### Given request
Copy everything in the listing below word for word, apart from any images.
------------------------------
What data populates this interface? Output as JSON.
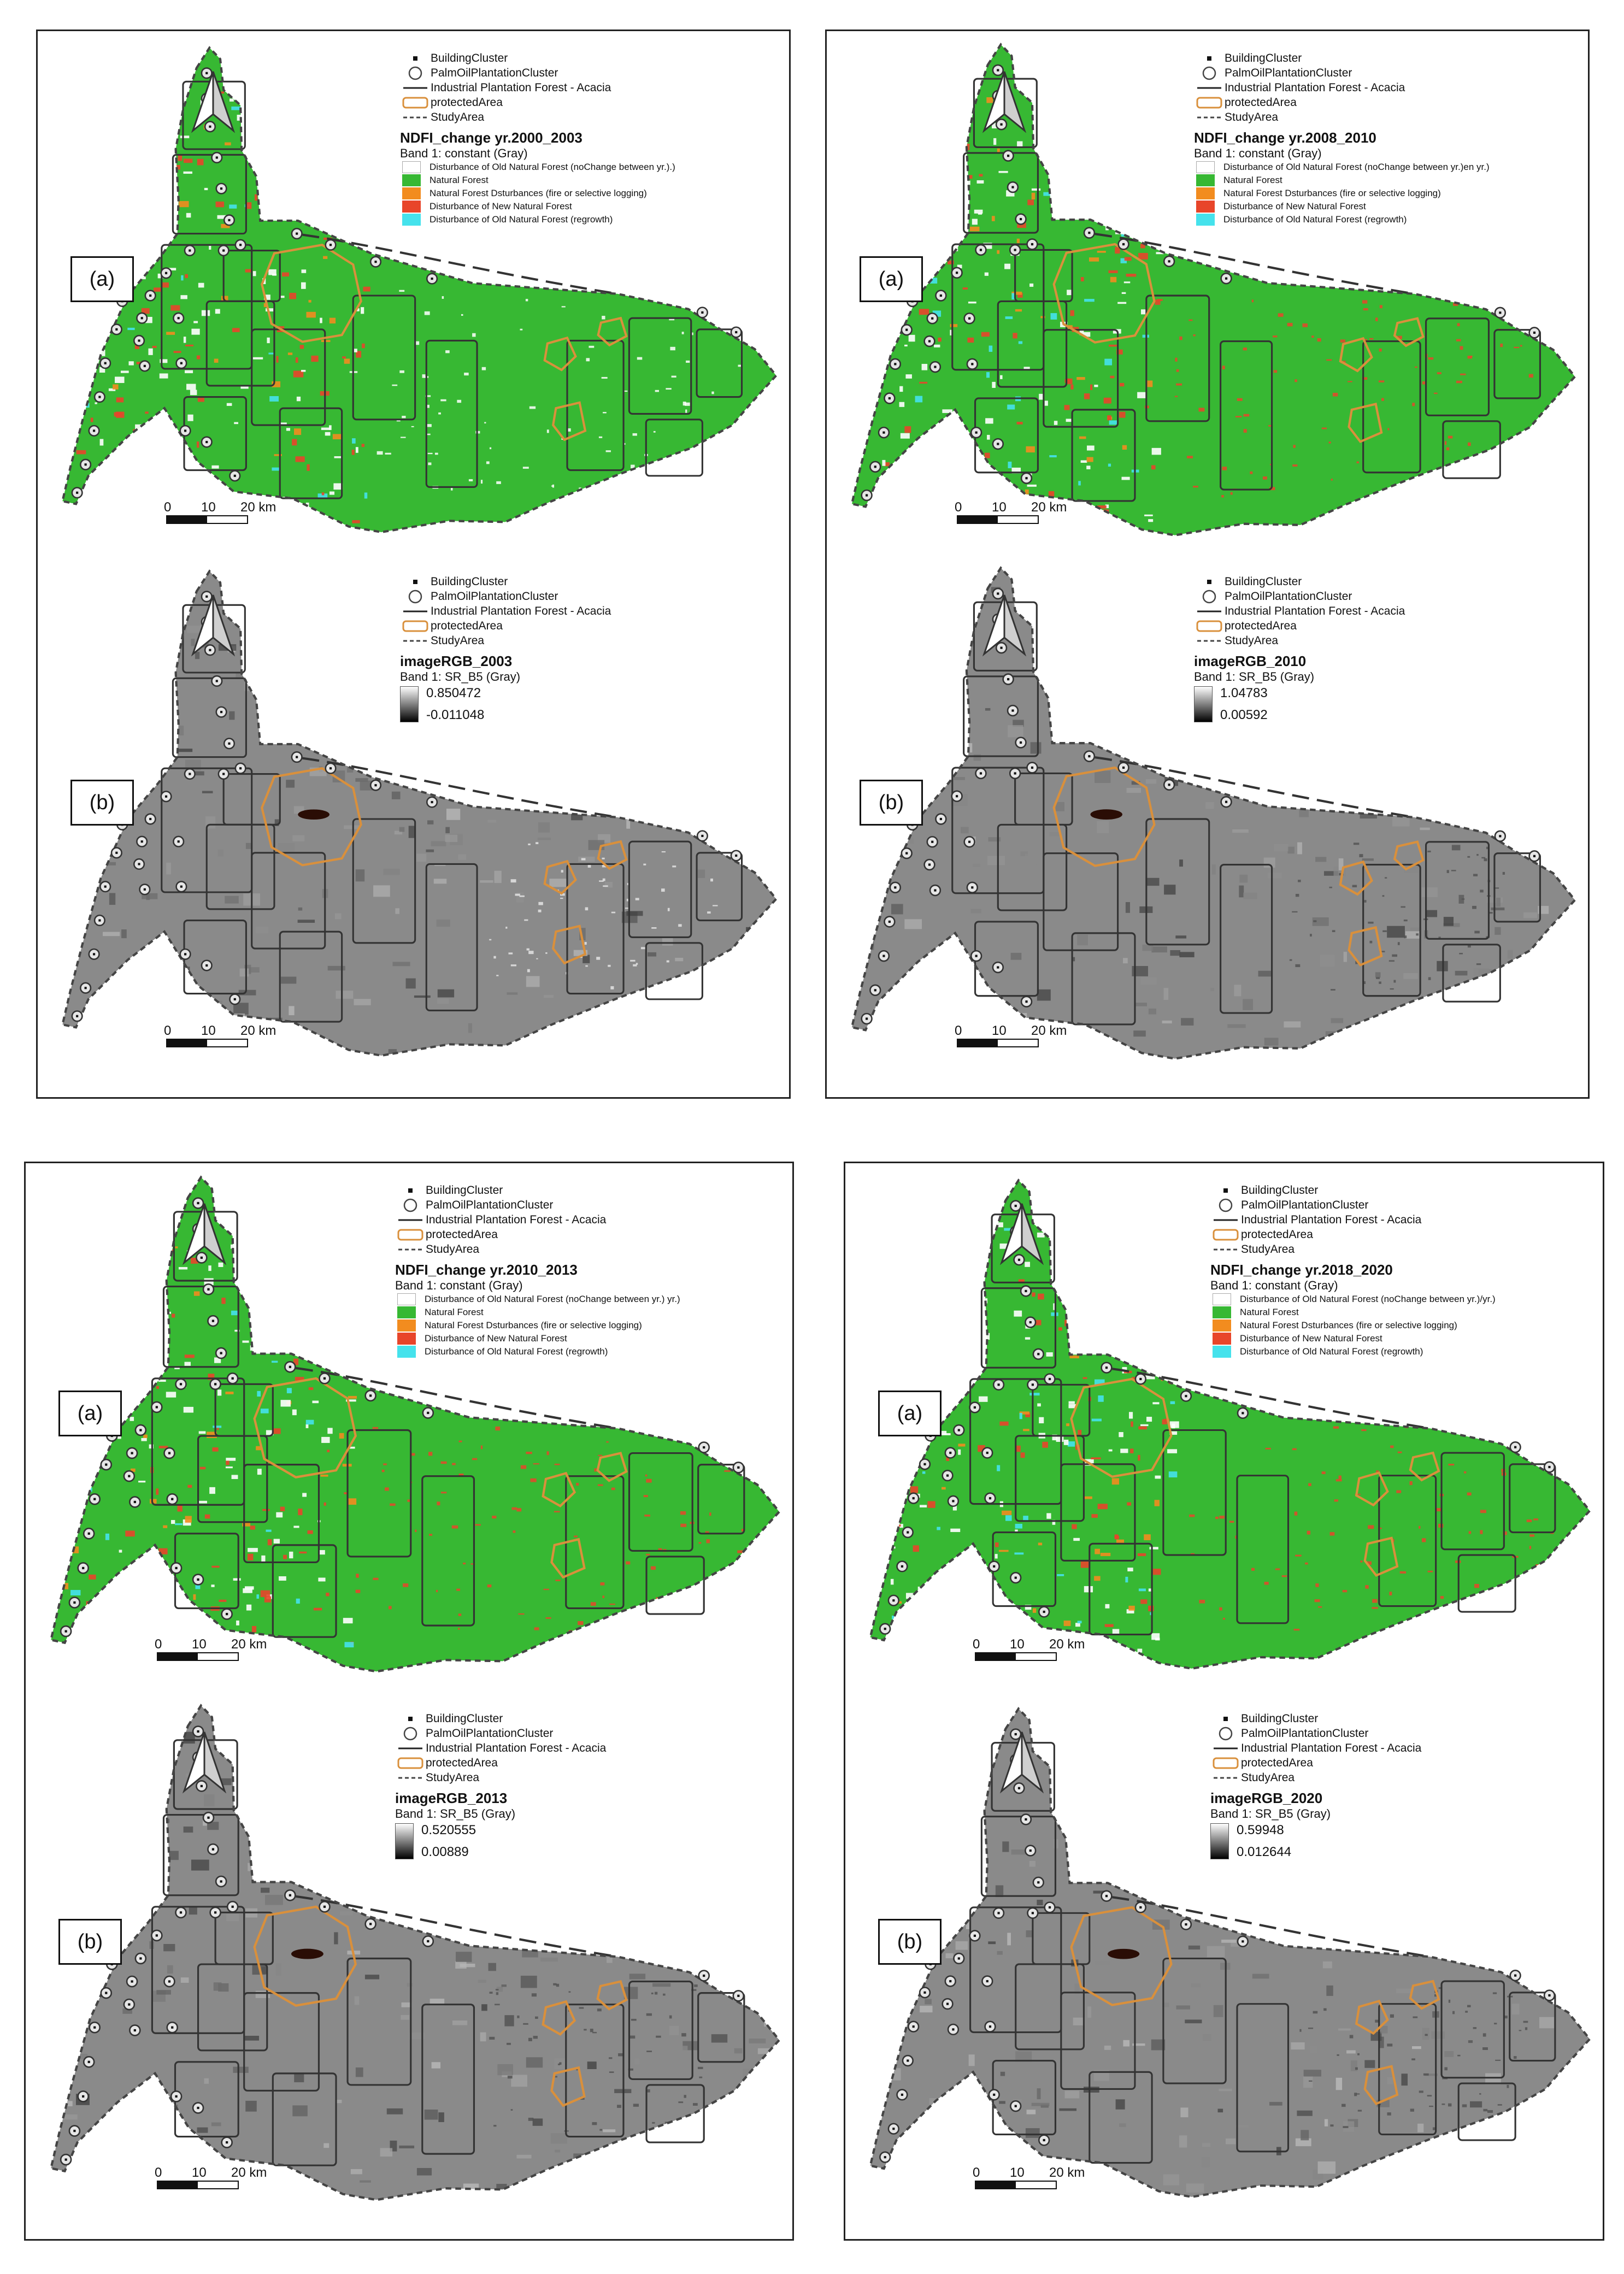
{
  "legend_static": {
    "building": "BuildingCluster",
    "palm": "PalmOilPlantationCluster",
    "ipf": "Industrial Plantation Forest - Acacia",
    "protected": "protectedArea",
    "study": "StudyArea"
  },
  "scale": {
    "l0": "0",
    "l1": "10",
    "l2": "20 km"
  },
  "colors": {
    "natural_forest": "#37b833",
    "disturbance_fire": "#f28c1f",
    "disturbance_new": "#e8452a",
    "regrowth": "#45e2ec",
    "protected_outline": "#d9903c",
    "gray_map": "#8a8a8a"
  },
  "quadrants": [
    {
      "a": {
        "tag": "(a)",
        "title": "NDFI_change yr.2000_2003",
        "band": "Band 1: constant (Gray)",
        "classes": [
          "Disturbance of Old Natural Forest (noChange between yr.).)",
          "Natural Forest",
          "Natural Forest Dsturbances (fire or selective logging)",
          "Disturbance of New Natural Forest",
          "Disturbance of Old Natural Forest (regrowth)"
        ]
      },
      "b": {
        "tag": "(b)",
        "title": "imageRGB_2003",
        "band": "Band 1: SR_B5 (Gray)",
        "max": "0.850472",
        "min": "-0.011048"
      }
    },
    {
      "a": {
        "tag": "(a)",
        "title": "NDFI_change yr.2008_2010",
        "band": "Band 1: constant (Gray)",
        "classes": [
          "Disturbance of Old Natural Forest (noChange between yr.)en yr.)",
          "Natural Forest",
          "Natural Forest Dsturbances (fire or selective logging)",
          "Disturbance of New Natural Forest",
          "Disturbance of Old Natural Forest (regrowth)"
        ]
      },
      "b": {
        "tag": "(b)",
        "title": "imageRGB_2010",
        "band": "Band 1: SR_B5 (Gray)",
        "max": "1.04783",
        "min": "0.00592"
      }
    },
    {
      "a": {
        "tag": "(a)",
        "title": "NDFI_change yr.2010_2013",
        "band": "Band 1: constant (Gray)",
        "classes": [
          "Disturbance of Old Natural Forest (noChange between yr.) yr.)",
          "Natural Forest",
          "Natural Forest Dsturbances (fire or selective logging)",
          "Disturbance of New Natural Forest",
          "Disturbance of Old Natural Forest (regrowth)"
        ]
      },
      "b": {
        "tag": "(b)",
        "title": "imageRGB_2013",
        "band": "Band 1: SR_B5 (Gray)",
        "max": "0.520555",
        "min": "0.00889"
      }
    },
    {
      "a": {
        "tag": "(a)",
        "title": "NDFI_change yr.2018_2020",
        "band": "Band 1: constant (Gray)",
        "classes": [
          "Disturbance of Old Natural Forest (noChange between yr.)/yr.)",
          "Natural Forest",
          "Natural Forest Dsturbances (fire or selective logging)",
          "Disturbance of New Natural Forest",
          "Disturbance of Old Natural Forest (regrowth)"
        ]
      },
      "b": {
        "tag": "(b)",
        "title": "imageRGB_2020",
        "band": "Band 1: SR_B5 (Gray)",
        "max": "0.59948",
        "min": "0.012644"
      }
    }
  ]
}
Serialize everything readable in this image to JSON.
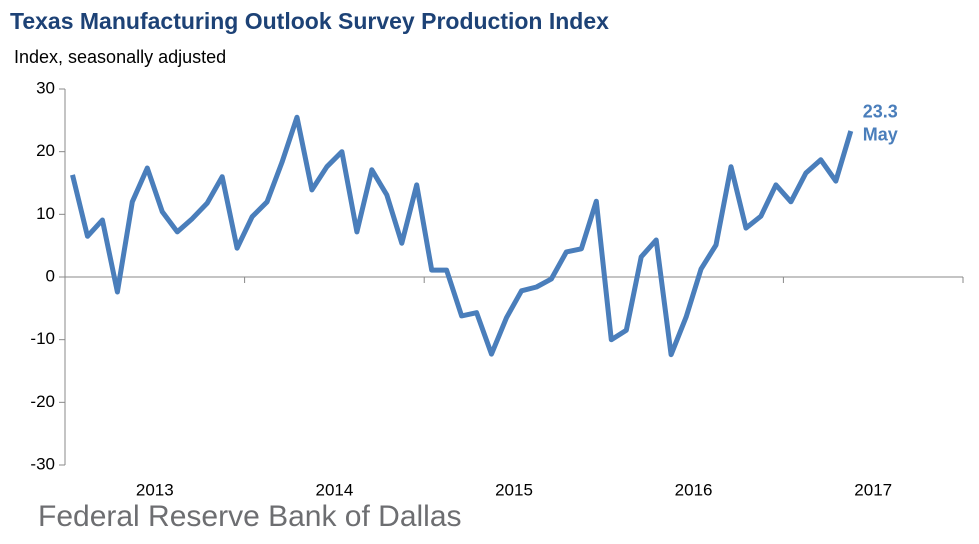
{
  "chart_data": {
    "type": "line",
    "title": "Texas Manufacturing Outlook Survey Production Index",
    "y_axis_label": "Index, seasonally adjusted",
    "source": "Federal Reserve Bank of Dallas",
    "annotation": "May",
    "x": [
      "2013",
      "2013",
      "2013",
      "2013",
      "2013",
      "2013",
      "2013",
      "2013",
      "2013",
      "2013",
      "2013",
      "2013",
      "2014",
      "2014",
      "2014",
      "2014",
      "2014",
      "2014",
      "2014",
      "2014",
      "2014",
      "2014",
      "2014",
      "2014",
      "2015",
      "2015",
      "2015",
      "2015",
      "2015",
      "2015",
      "2015",
      "2015",
      "2015",
      "2015",
      "2015",
      "2015",
      "2016",
      "2016",
      "2016",
      "2016",
      "2016",
      "2016",
      "2016",
      "2016",
      "2016",
      "2016",
      "2016",
      "2016",
      "2017",
      "2017",
      "2017",
      "2017",
      "2017"
    ],
    "xticks": [
      "2013",
      "2014",
      "2015",
      "2016",
      "2017"
    ],
    "series": [
      {
        "name": "Production Index",
        "color": "#4a7ebb",
        "values": [
          16.3,
          6.5,
          9.1,
          -2.4,
          12,
          17.4,
          10.4,
          7.2,
          9.3,
          11.8,
          16,
          4.6,
          9.6,
          12,
          18.3,
          25.5,
          13.9,
          17.6,
          20,
          7.2,
          17.1,
          13.1,
          5.4,
          14.7,
          1.1,
          1.1,
          -6.2,
          -5.7,
          -12.3,
          -6.5,
          -2.2,
          -1.6,
          -0.3,
          4,
          4.5,
          12.1,
          -10,
          -8.5,
          3.2,
          5.9,
          -12.4,
          -6.4,
          1.3,
          5.1,
          17.6,
          7.8,
          9.7,
          14.7,
          12,
          16.6,
          18.7,
          15.3,
          23.3
        ]
      }
    ],
    "ylim": [
      -30,
      30
    ],
    "yticks": [
      -30,
      -20,
      -10,
      0,
      10,
      20,
      30
    ],
    "grid": false
  }
}
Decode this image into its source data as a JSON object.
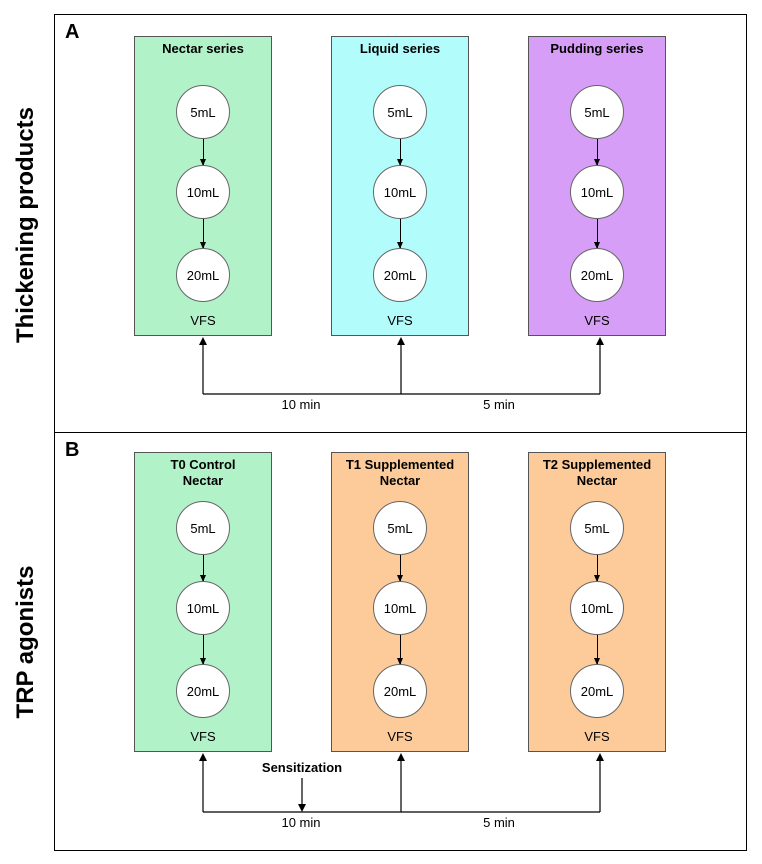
{
  "panel_a": {
    "letter": "A",
    "side_label": "Thickening products",
    "boxes": [
      {
        "title_lines": [
          "Nectar series"
        ],
        "color": "#b2f2c8"
      },
      {
        "title_lines": [
          "Liquid series"
        ],
        "color": "#b2fcfb"
      },
      {
        "title_lines": [
          "Pudding series"
        ],
        "color": "#d79ef7"
      }
    ],
    "interval_left": "10 min",
    "interval_right": "5 min"
  },
  "panel_b": {
    "letter": "B",
    "side_label": "TRP agonists",
    "boxes": [
      {
        "title_lines": [
          "T0 Control",
          "Nectar"
        ],
        "color": "#b2f2c8"
      },
      {
        "title_lines": [
          "T1 Supplemented",
          "Nectar"
        ],
        "color": "#fccb99"
      },
      {
        "title_lines": [
          "T2 Supplemented",
          "Nectar"
        ],
        "color": "#fccb99"
      }
    ],
    "sensitization_label": "Sensitization",
    "interval_left": "10 min",
    "interval_right": "5 min"
  },
  "volumes": [
    "5mL",
    "10mL",
    "20mL"
  ],
  "endpoint": "VFS"
}
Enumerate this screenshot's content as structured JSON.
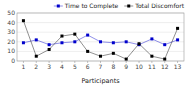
{
  "chart_data": {
    "type": "line",
    "x": [
      1,
      2,
      3,
      4,
      5,
      6,
      7,
      8,
      9,
      10,
      11,
      12,
      13
    ],
    "xlim": [
      0.5,
      13.5
    ],
    "xticks": [
      1,
      2,
      3,
      4,
      5,
      6,
      7,
      8,
      9,
      10,
      11,
      12,
      13
    ],
    "ylim": [
      0,
      50
    ],
    "yticks": [
      0,
      10,
      20,
      30,
      40,
      50
    ],
    "x_label": "Participants",
    "series": [
      {
        "name": "Time to Complete",
        "color": "#0000cc",
        "marker": "square",
        "line_style": "solid",
        "values": [
          19,
          22,
          17,
          19,
          20,
          27,
          20,
          19,
          20,
          17,
          23,
          17,
          22
        ]
      },
      {
        "name": "Total Discomfort",
        "color": "#000000",
        "marker": "square",
        "line_style": "solid",
        "values": [
          42,
          5,
          12,
          26,
          28,
          10,
          5,
          8,
          2,
          18,
          5,
          2,
          34
        ]
      }
    ],
    "grid": true,
    "legend": "upper right"
  }
}
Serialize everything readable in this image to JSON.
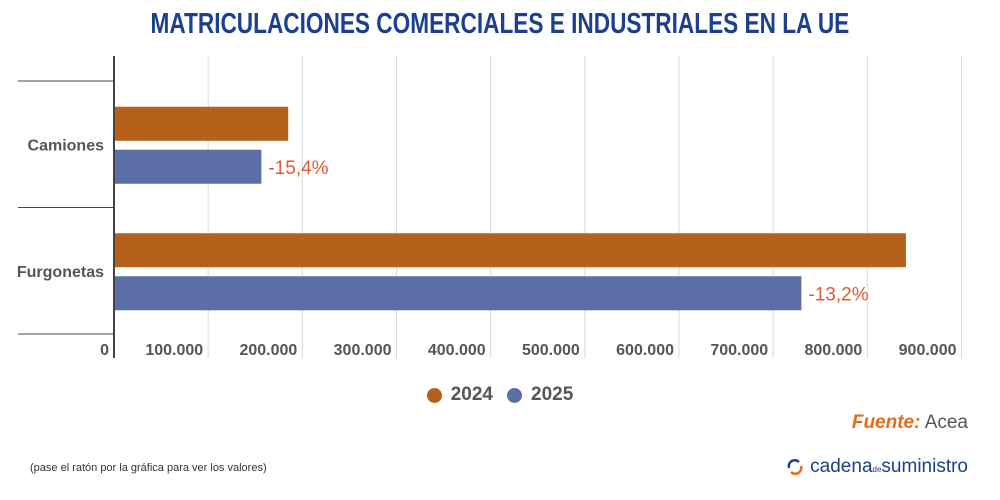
------------------------------
### Solution to this task
What data populates this interface? Output as JSON.
{
  "legend_static": {
    "building": "BuildingCluster",
    "palm": "PalmOilPlantationCluster",
    "ipf": "Industrial Plantation Forest - Acacia",
    "protected": "protectedArea",
    "study": "StudyArea"
  },
  "scale": {
    "l0": "0",
    "l1": "10",
    "l2": "20 km"
  },
  "colors": {
    "natural_forest": "#37b833",
    "disturbance_fire": "#f28c1f",
    "disturbance_new": "#e8452a",
    "regrowth": "#45e2ec",
    "protected_outline": "#d9903c",
    "gray_map": "#8a8a8a"
  },
  "quadrants": [
    {
      "a": {
        "tag": "(a)",
        "title": "NDFI_change yr.2000_2003",
        "band": "Band 1: constant (Gray)",
        "classes": [
          "Disturbance of Old Natural Forest (noChange between yr.).)",
          "Natural Forest",
          "Natural Forest Dsturbances (fire or selective logging)",
          "Disturbance of New Natural Forest",
          "Disturbance of Old Natural Forest (regrowth)"
        ]
      },
      "b": {
        "tag": "(b)",
        "title": "imageRGB_2003",
        "band": "Band 1: SR_B5 (Gray)",
        "max": "0.850472",
        "min": "-0.011048"
      }
    },
    {
      "a": {
        "tag": "(a)",
        "title": "NDFI_change yr.2008_2010",
        "band": "Band 1: constant (Gray)",
        "classes": [
          "Disturbance of Old Natural Forest (noChange between yr.)en yr.)",
          "Natural Forest",
          "Natural Forest Dsturbances (fire or selective logging)",
          "Disturbance of New Natural Forest",
          "Disturbance of Old Natural Forest (regrowth)"
        ]
      },
      "b": {
        "tag": "(b)",
        "title": "imageRGB_2010",
        "band": "Band 1: SR_B5 (Gray)",
        "max": "1.04783",
        "min": "0.00592"
      }
    },
    {
      "a": {
        "tag": "(a)",
        "title": "NDFI_change yr.2010_2013",
        "band": "Band 1: constant (Gray)",
        "classes": [
          "Disturbance of Old Natural Forest (noChange between yr.) yr.)",
          "Natural Forest",
          "Natural Forest Dsturbances (fire or selective logging)",
          "Disturbance of New Natural Forest",
          "Disturbance of Old Natural Forest (regrowth)"
        ]
      },
      "b": {
        "tag": "(b)",
        "title": "imageRGB_2013",
        "band": "Band 1: SR_B5 (Gray)",
        "max": "0.520555",
        "min": "0.00889"
      }
    },
    {
      "a": {
        "tag": "(a)",
        "title": "NDFI_change yr.2018_2020",
        "band": "Band 1: constant (Gray)",
        "classes": [
          "Disturbance of Old Natural Forest (noChange between yr.)/yr.)",
          "Natural Forest",
          "Natural Forest Dsturbances (fire or selective logging)",
          "Disturbance of New Natural Forest",
          "Disturbance of Old Natural Forest (regrowth)"
        ]
      },
      "b": {
        "tag": "(b)",
        "title": "imageRGB_2020",
        "band": "Band 1: SR_B5 (Gray)",
        "max": "0.59948",
        "min": "0.012644"
      }
    }
  ]
}
Serialize everything readable in this image to JSON.
{
  "chart_data": {
    "type": "line",
    "title": "Texas Manufacturing Outlook Survey Production Index",
    "y_axis_label": "Index, seasonally adjusted",
    "source": "Federal Reserve Bank of Dallas",
    "annotation": "May",
    "x": [
      "2013",
      "2013",
      "2013",
      "2013",
      "2013",
      "2013",
      "2013",
      "2013",
      "2013",
      "2013",
      "2013",
      "2013",
      "2014",
      "2014",
      "2014",
      "2014",
      "2014",
      "2014",
      "2014",
      "2014",
      "2014",
      "2014",
      "2014",
      "2014",
      "2015",
      "2015",
      "2015",
      "2015",
      "2015",
      "2015",
      "2015",
      "2015",
      "2015",
      "2015",
      "2015",
      "2015",
      "2016",
      "2016",
      "2016",
      "2016",
      "2016",
      "2016",
      "2016",
      "2016",
      "2016",
      "2016",
      "2016",
      "2016",
      "2017",
      "2017",
      "2017",
      "2017",
      "2017"
    ],
    "xticks": [
      "2013",
      "2014",
      "2015",
      "2016",
      "2017"
    ],
    "series": [
      {
        "name": "Production Index",
        "color": "#4a7ebb",
        "values": [
          16.3,
          6.5,
          9.1,
          -2.4,
          12,
          17.4,
          10.4,
          7.2,
          9.3,
          11.8,
          16,
          4.6,
          9.6,
          12,
          18.3,
          25.5,
          13.9,
          17.6,
          20,
          7.2,
          17.1,
          13.1,
          5.4,
          14.7,
          1.1,
          1.1,
          -6.2,
          -5.7,
          -12.3,
          -6.5,
          -2.2,
          -1.6,
          -0.3,
          4,
          4.5,
          12.1,
          -10,
          -8.5,
          3.2,
          5.9,
          -12.4,
          -6.4,
          1.3,
          5.1,
          17.6,
          7.8,
          9.7,
          14.7,
          12,
          16.6,
          18.7,
          15.3,
          23.3
        ]
      }
    ],
    "ylim": [
      -30,
      30
    ],
    "yticks": [
      -30,
      -20,
      -10,
      0,
      10,
      20,
      30
    ],
    "grid": false
  }
}
Decode this image into its source data as a JSON object.
{
  "panel_a": {
    "letter": "A",
    "side_label": "Thickening products",
    "boxes": [
      {
        "title_lines": [
          "Nectar series"
        ],
        "color": "#b2f2c8"
      },
      {
        "title_lines": [
          "Liquid series"
        ],
        "color": "#b2fcfb"
      },
      {
        "title_lines": [
          "Pudding series"
        ],
        "color": "#d79ef7"
      }
    ],
    "interval_left": "10 min",
    "interval_right": "5 min"
  },
  "panel_b": {
    "letter": "B",
    "side_label": "TRP agonists",
    "boxes": [
      {
        "title_lines": [
          "T0 Control",
          "Nectar"
        ],
        "color": "#b2f2c8"
      },
      {
        "title_lines": [
          "T1 Supplemented",
          "Nectar"
        ],
        "color": "#fccb99"
      },
      {
        "title_lines": [
          "T2 Supplemented",
          "Nectar"
        ],
        "color": "#fccb99"
      }
    ],
    "sensitization_label": "Sensitization",
    "interval_left": "10 min",
    "interval_right": "5 min"
  },
  "volumes": [
    "5mL",
    "10mL",
    "20mL"
  ],
  "endpoint": "VFS"
}
Enumerate this screenshot's content as structured JSON.
{
  "chart_data": {
    "type": "line",
    "x": [
      1,
      2,
      3,
      4,
      5,
      6,
      7,
      8,
      9,
      10,
      11,
      12,
      13
    ],
    "xlim": [
      0.5,
      13.5
    ],
    "xticks": [
      1,
      2,
      3,
      4,
      5,
      6,
      7,
      8,
      9,
      10,
      11,
      12,
      13
    ],
    "ylim": [
      0,
      50
    ],
    "yticks": [
      0,
      10,
      20,
      30,
      40,
      50
    ],
    "x_label": "Participants",
    "series": [
      {
        "name": "Time to Complete",
        "color": "#0000cc",
        "marker": "square",
        "line_style": "solid",
        "values": [
          19,
          22,
          17,
          19,
          20,
          27,
          20,
          19,
          20,
          17,
          23,
          17,
          22
        ]
      },
      {
        "name": "Total Discomfort",
        "color": "#000000",
        "marker": "square",
        "line_style": "solid",
        "values": [
          42,
          5,
          12,
          26,
          28,
          10,
          5,
          8,
          2,
          18,
          5,
          2,
          34
        ]
      }
    ],
    "grid": true,
    "legend": "upper right"
  }
}
Serialize everything readable in this image to JSON.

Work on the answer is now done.